#### [RECORDS FOR THIS EXERCISE]
......
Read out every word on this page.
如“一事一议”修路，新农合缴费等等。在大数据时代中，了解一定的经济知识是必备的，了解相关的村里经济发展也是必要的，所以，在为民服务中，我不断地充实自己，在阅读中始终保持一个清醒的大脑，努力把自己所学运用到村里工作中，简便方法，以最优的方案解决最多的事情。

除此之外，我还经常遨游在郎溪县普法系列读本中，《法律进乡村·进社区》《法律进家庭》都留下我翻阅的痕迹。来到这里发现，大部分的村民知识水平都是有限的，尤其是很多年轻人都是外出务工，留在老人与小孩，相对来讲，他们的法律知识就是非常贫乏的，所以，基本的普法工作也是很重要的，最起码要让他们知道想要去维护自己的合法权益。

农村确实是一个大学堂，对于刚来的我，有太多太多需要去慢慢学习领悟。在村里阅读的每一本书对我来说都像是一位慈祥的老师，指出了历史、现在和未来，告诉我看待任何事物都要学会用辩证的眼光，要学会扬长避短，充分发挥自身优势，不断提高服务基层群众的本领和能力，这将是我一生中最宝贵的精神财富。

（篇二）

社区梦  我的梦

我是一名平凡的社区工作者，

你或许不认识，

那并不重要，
......
#### [EXERCISE GOAL]
All of the lines above must be returned exactly.

#### [RESPONSE TO THIS EXERCISE]
Read out every word on this page.
如“一事一议”修路，新农合缴费等等。在大数据时代中，了解一定的经济知识是必备的，了解相关的村里经济发展也是必要的，所以，在为民服务中，我不断地充实自己，在阅读中始终保持一个清醒的大脑，努力把自己所学运用到村里工作中，简便方法，以最优的方案解决最多的事情。

除此之外，我还经常遨游在郎溪县普法系列读本中，《法律进乡村·进社区》《法律进家庭》都留下我翻阅的痕迹。来到这里发现，大部分的村民知识水平都是有限的，尤其是很多年轻人都是外出务工，留在老人与小孩，相对来讲，他们的法律知识就是非常贫乏的，所以，基本的普法工作也是很重要的，最起码要让他们知道想要去维护自己的合法权益。

农村确实是一个大学堂，对于刚来的我，有太多太多需要去慢慢学习领悟。在村里阅读的每一本书对我来说都像是一位慈祥的老师，指出了历史、现在和未来，告诉我看待任何事物都要学会用辩证的眼光，要学会扬长避短，充分发挥自身优势，不断提高服务基层群众的本领和能力，这将是我一生中最宝贵的精神财富。

（篇二）

社区梦  我的梦

我是一名平凡的社区工作者，

你或许不认识，

那并不重要，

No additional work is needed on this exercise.